WHAT IS EXPECTED: Below are some entries. Output each one exactly as it appears.

DATA SECTION:

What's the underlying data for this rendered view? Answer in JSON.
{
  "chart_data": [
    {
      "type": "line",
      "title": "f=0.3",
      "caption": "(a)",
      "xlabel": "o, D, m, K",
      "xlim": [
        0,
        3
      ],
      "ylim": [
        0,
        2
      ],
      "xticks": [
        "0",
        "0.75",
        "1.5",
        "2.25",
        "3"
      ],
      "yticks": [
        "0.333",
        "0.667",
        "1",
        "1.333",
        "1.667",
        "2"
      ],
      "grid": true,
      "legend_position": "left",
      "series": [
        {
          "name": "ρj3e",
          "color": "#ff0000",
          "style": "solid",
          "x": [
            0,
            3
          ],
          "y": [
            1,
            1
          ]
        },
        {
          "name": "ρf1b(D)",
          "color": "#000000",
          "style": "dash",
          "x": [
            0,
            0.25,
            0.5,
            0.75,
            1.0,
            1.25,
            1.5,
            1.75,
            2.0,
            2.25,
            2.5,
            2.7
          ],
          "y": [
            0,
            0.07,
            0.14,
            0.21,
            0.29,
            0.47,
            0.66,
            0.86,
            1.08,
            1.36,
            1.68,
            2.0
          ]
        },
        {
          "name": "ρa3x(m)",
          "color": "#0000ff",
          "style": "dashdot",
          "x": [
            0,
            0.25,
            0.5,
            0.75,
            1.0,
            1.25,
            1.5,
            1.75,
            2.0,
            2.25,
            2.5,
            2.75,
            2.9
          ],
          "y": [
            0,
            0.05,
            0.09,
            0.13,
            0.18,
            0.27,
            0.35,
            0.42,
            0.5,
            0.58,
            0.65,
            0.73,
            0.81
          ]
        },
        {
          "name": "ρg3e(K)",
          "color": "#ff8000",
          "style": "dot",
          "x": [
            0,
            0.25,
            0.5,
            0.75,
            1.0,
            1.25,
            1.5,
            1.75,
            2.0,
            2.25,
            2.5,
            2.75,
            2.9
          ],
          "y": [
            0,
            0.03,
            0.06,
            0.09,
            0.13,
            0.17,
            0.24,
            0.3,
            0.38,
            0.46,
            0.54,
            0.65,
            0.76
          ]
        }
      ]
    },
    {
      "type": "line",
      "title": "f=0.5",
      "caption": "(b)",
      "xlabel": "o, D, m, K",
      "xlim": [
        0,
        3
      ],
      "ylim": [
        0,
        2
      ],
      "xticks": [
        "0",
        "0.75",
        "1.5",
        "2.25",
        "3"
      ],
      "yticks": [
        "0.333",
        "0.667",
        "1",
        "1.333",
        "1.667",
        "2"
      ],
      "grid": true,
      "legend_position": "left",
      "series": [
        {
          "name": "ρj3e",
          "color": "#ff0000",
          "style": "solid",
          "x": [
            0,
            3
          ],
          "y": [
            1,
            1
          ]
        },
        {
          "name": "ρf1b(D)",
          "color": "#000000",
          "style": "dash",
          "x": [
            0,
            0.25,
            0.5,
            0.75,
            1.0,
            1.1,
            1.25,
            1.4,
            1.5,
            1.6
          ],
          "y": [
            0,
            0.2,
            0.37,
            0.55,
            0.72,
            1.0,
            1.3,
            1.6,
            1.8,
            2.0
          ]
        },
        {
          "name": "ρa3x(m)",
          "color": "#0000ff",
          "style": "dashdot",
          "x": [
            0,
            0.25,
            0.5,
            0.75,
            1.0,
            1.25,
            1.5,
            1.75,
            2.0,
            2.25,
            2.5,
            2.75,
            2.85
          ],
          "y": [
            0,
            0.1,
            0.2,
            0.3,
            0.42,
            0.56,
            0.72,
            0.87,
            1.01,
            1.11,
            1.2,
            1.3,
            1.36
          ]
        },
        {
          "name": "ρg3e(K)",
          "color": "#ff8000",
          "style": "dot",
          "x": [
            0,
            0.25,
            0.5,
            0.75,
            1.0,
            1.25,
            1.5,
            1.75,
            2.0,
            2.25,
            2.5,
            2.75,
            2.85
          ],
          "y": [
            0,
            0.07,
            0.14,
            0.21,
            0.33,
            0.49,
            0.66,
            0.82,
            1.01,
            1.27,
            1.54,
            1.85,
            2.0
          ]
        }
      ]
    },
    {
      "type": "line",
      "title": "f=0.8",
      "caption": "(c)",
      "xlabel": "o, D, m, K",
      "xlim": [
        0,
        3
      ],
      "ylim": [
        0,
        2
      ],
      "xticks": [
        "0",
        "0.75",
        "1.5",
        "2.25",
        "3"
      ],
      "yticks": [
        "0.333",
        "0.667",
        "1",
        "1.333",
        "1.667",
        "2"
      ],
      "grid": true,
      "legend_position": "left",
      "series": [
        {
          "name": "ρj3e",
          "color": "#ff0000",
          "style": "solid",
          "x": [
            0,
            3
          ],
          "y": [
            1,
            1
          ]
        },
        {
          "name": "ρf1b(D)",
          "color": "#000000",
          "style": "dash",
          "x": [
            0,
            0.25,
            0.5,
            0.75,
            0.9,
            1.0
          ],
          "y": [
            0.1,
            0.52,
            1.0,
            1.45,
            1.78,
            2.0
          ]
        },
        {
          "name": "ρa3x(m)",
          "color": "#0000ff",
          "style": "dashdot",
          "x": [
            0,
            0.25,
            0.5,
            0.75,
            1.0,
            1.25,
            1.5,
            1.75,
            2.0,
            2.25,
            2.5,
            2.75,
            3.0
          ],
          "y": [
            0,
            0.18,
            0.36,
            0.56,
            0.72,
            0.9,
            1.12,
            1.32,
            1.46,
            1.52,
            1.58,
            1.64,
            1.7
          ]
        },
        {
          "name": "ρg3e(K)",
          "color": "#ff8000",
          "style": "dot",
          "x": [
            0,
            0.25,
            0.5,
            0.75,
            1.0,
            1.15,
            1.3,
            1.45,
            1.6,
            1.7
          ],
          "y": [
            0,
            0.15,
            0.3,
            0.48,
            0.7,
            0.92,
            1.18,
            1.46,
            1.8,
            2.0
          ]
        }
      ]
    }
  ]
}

RESULT FOR THIS EXERCISE:
What's the underlying data for this rendered view? Answer in JSON.
{
  "chart_data": [
    {
      "type": "line",
      "title": "f=0.3",
      "caption": "(a)",
      "xlabel": "o, D, m, K",
      "xlim": [
        0,
        3
      ],
      "ylim": [
        0,
        2
      ],
      "xticks": [
        "0",
        "0.75",
        "1.5",
        "2.25",
        "3"
      ],
      "yticks": [
        "0.333",
        "0.667",
        "1",
        "1.333",
        "1.667",
        "2"
      ],
      "grid": true,
      "legend_position": "left",
      "series": [
        {
          "name": "ρj3e",
          "color": "#ff0000",
          "style": "solid",
          "x": [
            0,
            3
          ],
          "y": [
            1,
            1
          ]
        },
        {
          "name": "ρf1b(D)",
          "color": "#000000",
          "style": "dash",
          "x": [
            0,
            0.25,
            0.5,
            0.75,
            1.0,
            1.25,
            1.5,
            1.75,
            2.0,
            2.25,
            2.5,
            2.7
          ],
          "y": [
            0,
            0.07,
            0.14,
            0.21,
            0.29,
            0.47,
            0.66,
            0.86,
            1.08,
            1.36,
            1.68,
            2.0
          ]
        },
        {
          "name": "ρa3x(m)",
          "color": "#0000ff",
          "style": "dashdot",
          "x": [
            0,
            0.25,
            0.5,
            0.75,
            1.0,
            1.25,
            1.5,
            1.75,
            2.0,
            2.25,
            2.5,
            2.75,
            2.9
          ],
          "y": [
            0,
            0.05,
            0.09,
            0.13,
            0.18,
            0.27,
            0.35,
            0.42,
            0.5,
            0.58,
            0.65,
            0.73,
            0.81
          ]
        },
        {
          "name": "ρg3e(K)",
          "color": "#ff8000",
          "style": "dot",
          "x": [
            0,
            0.25,
            0.5,
            0.75,
            1.0,
            1.25,
            1.5,
            1.75,
            2.0,
            2.25,
            2.5,
            2.75,
            2.9
          ],
          "y": [
            0,
            0.03,
            0.06,
            0.09,
            0.13,
            0.17,
            0.24,
            0.3,
            0.38,
            0.46,
            0.54,
            0.65,
            0.76
          ]
        }
      ]
    },
    {
      "type": "line",
      "title": "f=0.5",
      "caption": "(b)",
      "xlabel": "o, D, m, K",
      "xlim": [
        0,
        3
      ],
      "ylim": [
        0,
        2
      ],
      "xticks": [
        "0",
        "0.75",
        "1.5",
        "2.25",
        "3"
      ],
      "yticks": [
        "0.333",
        "0.667",
        "1",
        "1.333",
        "1.667",
        "2"
      ],
      "grid": true,
      "legend_position": "left",
      "series": [
        {
          "name": "ρj3e",
          "color": "#ff0000",
          "style": "solid",
          "x": [
            0,
            3
          ],
          "y": [
            1,
            1
          ]
        },
        {
          "name": "ρf1b(D)",
          "color": "#000000",
          "style": "dash",
          "x": [
            0,
            0.25,
            0.5,
            0.75,
            1.0,
            1.1,
            1.25,
            1.4,
            1.5,
            1.6
          ],
          "y": [
            0,
            0.2,
            0.37,
            0.55,
            0.72,
            1.0,
            1.3,
            1.6,
            1.8,
            2.0
          ]
        },
        {
          "name": "ρa3x(m)",
          "color": "#0000ff",
          "style": "dashdot",
          "x": [
            0,
            0.25,
            0.5,
            0.75,
            1.0,
            1.25,
            1.5,
            1.75,
            2.0,
            2.25,
            2.5,
            2.75,
            2.85
          ],
          "y": [
            0,
            0.1,
            0.2,
            0.3,
            0.42,
            0.56,
            0.72,
            0.87,
            1.01,
            1.11,
            1.2,
            1.3,
            1.36
          ]
        },
        {
          "name": "ρg3e(K)",
          "color": "#ff8000",
          "style": "dot",
          "x": [
            0,
            0.25,
            0.5,
            0.75,
            1.0,
            1.25,
            1.5,
            1.75,
            2.0,
            2.25,
            2.5,
            2.75,
            2.85
          ],
          "y": [
            0,
            0.07,
            0.14,
            0.21,
            0.33,
            0.49,
            0.66,
            0.82,
            1.01,
            1.27,
            1.54,
            1.85,
            2.0
          ]
        }
      ]
    },
    {
      "type": "line",
      "title": "f=0.8",
      "caption": "(c)",
      "xlabel": "o, D, m, K",
      "xlim": [
        0,
        3
      ],
      "ylim": [
        0,
        2
      ],
      "xticks": [
        "0",
        "0.75",
        "1.5",
        "2.25",
        "3"
      ],
      "yticks": [
        "0.333",
        "0.667",
        "1",
        "1.333",
        "1.667",
        "2"
      ],
      "grid": true,
      "legend_position": "left",
      "series": [
        {
          "name": "ρj3e",
          "color": "#ff0000",
          "style": "solid",
          "x": [
            0,
            3
          ],
          "y": [
            1,
            1
          ]
        },
        {
          "name": "ρf1b(D)",
          "color": "#000000",
          "style": "dash",
          "x": [
            0,
            0.25,
            0.5,
            0.75,
            0.9,
            1.0
          ],
          "y": [
            0.1,
            0.52,
            1.0,
            1.45,
            1.78,
            2.0
          ]
        },
        {
          "name": "ρa3x(m)",
          "color": "#0000ff",
          "style": "dashdot",
          "x": [
            0,
            0.25,
            0.5,
            0.75,
            1.0,
            1.25,
            1.5,
            1.75,
            2.0,
            2.25,
            2.5,
            2.75,
            3.0
          ],
          "y": [
            0,
            0.18,
            0.36,
            0.56,
            0.72,
            0.9,
            1.12,
            1.32,
            1.46,
            1.52,
            1.58,
            1.64,
            1.7
          ]
        },
        {
          "name": "ρg3e(K)",
          "color": "#ff8000",
          "style": "dot",
          "x": [
            0,
            0.25,
            0.5,
            0.75,
            1.0,
            1.15,
            1.3,
            1.45,
            1.6,
            1.7
          ],
          "y": [
            0,
            0.15,
            0.3,
            0.48,
            0.7,
            0.92,
            1.18,
            1.46,
            1.8,
            2.0
          ]
        }
      ]
    }
  ]
}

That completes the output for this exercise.